-- BEGIN --

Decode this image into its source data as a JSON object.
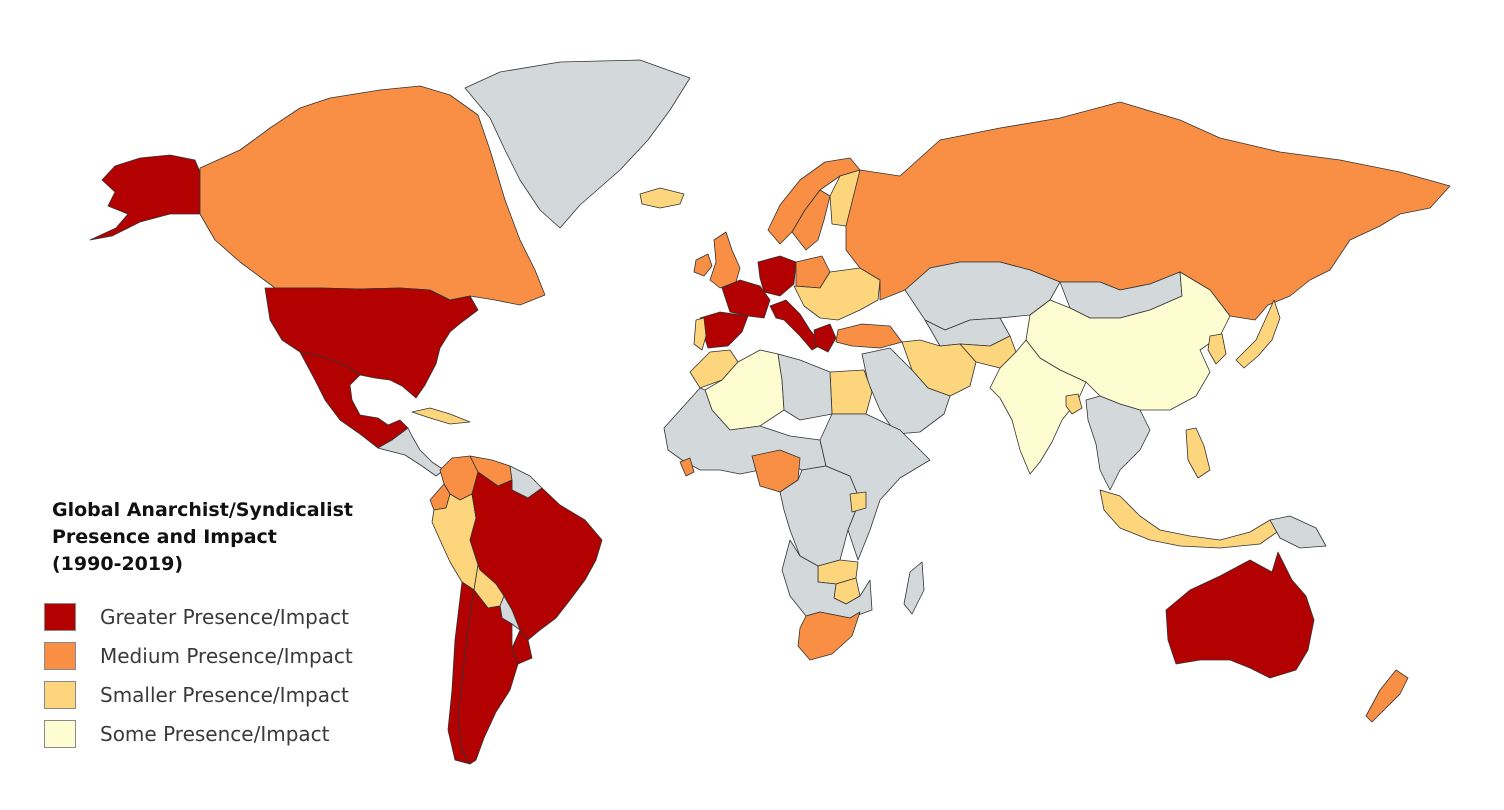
{
  "title": {
    "lines": [
      "Global Anarchist/Syndicalist",
      "Presence and Impact",
      "(1990-2019)"
    ]
  },
  "legend": [
    {
      "label": "Greater Presence/Impact",
      "level": "greater",
      "color": "#b30000"
    },
    {
      "label": "Medium Presence/Impact",
      "level": "medium",
      "color": "#f98f45"
    },
    {
      "label": "Smaller Presence/Impact",
      "level": "smaller",
      "color": "#fdd57c"
    },
    {
      "label": "Some Presence/Impact",
      "level": "some",
      "color": "#fefdd2"
    }
  ],
  "no_data_color": "#d3d8db",
  "regions": [
    {
      "name": "Alaska",
      "level": "greater"
    },
    {
      "name": "Canada",
      "level": "medium"
    },
    {
      "name": "Greenland",
      "level": "none"
    },
    {
      "name": "United States",
      "level": "greater"
    },
    {
      "name": "Mexico",
      "level": "greater"
    },
    {
      "name": "Central America",
      "level": "none"
    },
    {
      "name": "Cuba",
      "level": "smaller"
    },
    {
      "name": "Colombia",
      "level": "medium"
    },
    {
      "name": "Venezuela",
      "level": "medium"
    },
    {
      "name": "Guianas",
      "level": "none"
    },
    {
      "name": "Ecuador",
      "level": "medium"
    },
    {
      "name": "Peru",
      "level": "smaller"
    },
    {
      "name": "Brazil",
      "level": "greater"
    },
    {
      "name": "Bolivia",
      "level": "smaller"
    },
    {
      "name": "Paraguay",
      "level": "none"
    },
    {
      "name": "Uruguay",
      "level": "greater"
    },
    {
      "name": "Chile",
      "level": "greater"
    },
    {
      "name": "Argentina",
      "level": "greater"
    },
    {
      "name": "Iceland",
      "level": "smaller"
    },
    {
      "name": "Ireland",
      "level": "medium"
    },
    {
      "name": "United Kingdom",
      "level": "medium"
    },
    {
      "name": "Norway",
      "level": "medium"
    },
    {
      "name": "Sweden",
      "level": "medium"
    },
    {
      "name": "Finland",
      "level": "smaller"
    },
    {
      "name": "Spain",
      "level": "greater"
    },
    {
      "name": "Portugal",
      "level": "smaller"
    },
    {
      "name": "France",
      "level": "greater"
    },
    {
      "name": "Germany",
      "level": "greater"
    },
    {
      "name": "Italy",
      "level": "greater"
    },
    {
      "name": "Poland",
      "level": "medium"
    },
    {
      "name": "Eastern Europe",
      "level": "smaller"
    },
    {
      "name": "Greece",
      "level": "greater"
    },
    {
      "name": "Turkey",
      "level": "medium"
    },
    {
      "name": "Russia",
      "level": "medium"
    },
    {
      "name": "Kazakhstan",
      "level": "none"
    },
    {
      "name": "Central Asia",
      "level": "none"
    },
    {
      "name": "Mongolia",
      "level": "none"
    },
    {
      "name": "China",
      "level": "some"
    },
    {
      "name": "Korea",
      "level": "smaller"
    },
    {
      "name": "Japan",
      "level": "smaller"
    },
    {
      "name": "Iran",
      "level": "smaller"
    },
    {
      "name": "Afghanistan",
      "level": "smaller"
    },
    {
      "name": "Arabia",
      "level": "none"
    },
    {
      "name": "India",
      "level": "some"
    },
    {
      "name": "Bangladesh",
      "level": "smaller"
    },
    {
      "name": "Southeast Asia",
      "level": "none"
    },
    {
      "name": "Philippines",
      "level": "smaller"
    },
    {
      "name": "Indonesia",
      "level": "smaller"
    },
    {
      "name": "Papua New Guinea",
      "level": "none"
    },
    {
      "name": "Morocco",
      "level": "smaller"
    },
    {
      "name": "Algeria",
      "level": "some"
    },
    {
      "name": "Egypt",
      "level": "smaller"
    },
    {
      "name": "North Africa",
      "level": "none"
    },
    {
      "name": "West Africa",
      "level": "none"
    },
    {
      "name": "Nigeria",
      "level": "medium"
    },
    {
      "name": "Sierra Leone",
      "level": "medium"
    },
    {
      "name": "Central Africa",
      "level": "none"
    },
    {
      "name": "East Africa",
      "level": "none"
    },
    {
      "name": "Uganda",
      "level": "smaller"
    },
    {
      "name": "Zambia",
      "level": "smaller"
    },
    {
      "name": "Zimbabwe",
      "level": "smaller"
    },
    {
      "name": "Southern Africa",
      "level": "none"
    },
    {
      "name": "South Africa",
      "level": "medium"
    },
    {
      "name": "Madagascar",
      "level": "none"
    },
    {
      "name": "Australia",
      "level": "greater"
    },
    {
      "name": "New Zealand",
      "level": "medium"
    }
  ]
}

-- END --

• _Instruction_
Extract the full listing above verbatim; pictures are to be left out of the copy.

• _Answer to this exercise_
Decode this image into its source data as a JSON object.
{
  "title": {
    "lines": [
      "Global Anarchist/Syndicalist",
      "Presence and Impact",
      "(1990-2019)"
    ]
  },
  "legend": [
    {
      "label": "Greater Presence/Impact",
      "level": "greater",
      "color": "#b30000"
    },
    {
      "label": "Medium Presence/Impact",
      "level": "medium",
      "color": "#f98f45"
    },
    {
      "label": "Smaller Presence/Impact",
      "level": "smaller",
      "color": "#fdd57c"
    },
    {
      "label": "Some Presence/Impact",
      "level": "some",
      "color": "#fefdd2"
    }
  ],
  "no_data_color": "#d3d8db",
  "regions": [
    {
      "name": "Alaska",
      "level": "greater"
    },
    {
      "name": "Canada",
      "level": "medium"
    },
    {
      "name": "Greenland",
      "level": "none"
    },
    {
      "name": "United States",
      "level": "greater"
    },
    {
      "name": "Mexico",
      "level": "greater"
    },
    {
      "name": "Central America",
      "level": "none"
    },
    {
      "name": "Cuba",
      "level": "smaller"
    },
    {
      "name": "Colombia",
      "level": "medium"
    },
    {
      "name": "Venezuela",
      "level": "medium"
    },
    {
      "name": "Guianas",
      "level": "none"
    },
    {
      "name": "Ecuador",
      "level": "medium"
    },
    {
      "name": "Peru",
      "level": "smaller"
    },
    {
      "name": "Brazil",
      "level": "greater"
    },
    {
      "name": "Bolivia",
      "level": "smaller"
    },
    {
      "name": "Paraguay",
      "level": "none"
    },
    {
      "name": "Uruguay",
      "level": "greater"
    },
    {
      "name": "Chile",
      "level": "greater"
    },
    {
      "name": "Argentina",
      "level": "greater"
    },
    {
      "name": "Iceland",
      "level": "smaller"
    },
    {
      "name": "Ireland",
      "level": "medium"
    },
    {
      "name": "United Kingdom",
      "level": "medium"
    },
    {
      "name": "Norway",
      "level": "medium"
    },
    {
      "name": "Sweden",
      "level": "medium"
    },
    {
      "name": "Finland",
      "level": "smaller"
    },
    {
      "name": "Spain",
      "level": "greater"
    },
    {
      "name": "Portugal",
      "level": "smaller"
    },
    {
      "name": "France",
      "level": "greater"
    },
    {
      "name": "Germany",
      "level": "greater"
    },
    {
      "name": "Italy",
      "level": "greater"
    },
    {
      "name": "Poland",
      "level": "medium"
    },
    {
      "name": "Eastern Europe",
      "level": "smaller"
    },
    {
      "name": "Greece",
      "level": "greater"
    },
    {
      "name": "Turkey",
      "level": "medium"
    },
    {
      "name": "Russia",
      "level": "medium"
    },
    {
      "name": "Kazakhstan",
      "level": "none"
    },
    {
      "name": "Central Asia",
      "level": "none"
    },
    {
      "name": "Mongolia",
      "level": "none"
    },
    {
      "name": "China",
      "level": "some"
    },
    {
      "name": "Korea",
      "level": "smaller"
    },
    {
      "name": "Japan",
      "level": "smaller"
    },
    {
      "name": "Iran",
      "level": "smaller"
    },
    {
      "name": "Afghanistan",
      "level": "smaller"
    },
    {
      "name": "Arabia",
      "level": "none"
    },
    {
      "name": "India",
      "level": "some"
    },
    {
      "name": "Bangladesh",
      "level": "smaller"
    },
    {
      "name": "Southeast Asia",
      "level": "none"
    },
    {
      "name": "Philippines",
      "level": "smaller"
    },
    {
      "name": "Indonesia",
      "level": "smaller"
    },
    {
      "name": "Papua New Guinea",
      "level": "none"
    },
    {
      "name": "Morocco",
      "level": "smaller"
    },
    {
      "name": "Algeria",
      "level": "some"
    },
    {
      "name": "Egypt",
      "level": "smaller"
    },
    {
      "name": "North Africa",
      "level": "none"
    },
    {
      "name": "West Africa",
      "level": "none"
    },
    {
      "name": "Nigeria",
      "level": "medium"
    },
    {
      "name": "Sierra Leone",
      "level": "medium"
    },
    {
      "name": "Central Africa",
      "level": "none"
    },
    {
      "name": "East Africa",
      "level": "none"
    },
    {
      "name": "Uganda",
      "level": "smaller"
    },
    {
      "name": "Zambia",
      "level": "smaller"
    },
    {
      "name": "Zimbabwe",
      "level": "smaller"
    },
    {
      "name": "Southern Africa",
      "level": "none"
    },
    {
      "name": "South Africa",
      "level": "medium"
    },
    {
      "name": "Madagascar",
      "level": "none"
    },
    {
      "name": "Australia",
      "level": "greater"
    },
    {
      "name": "New Zealand",
      "level": "medium"
    }
  ]
}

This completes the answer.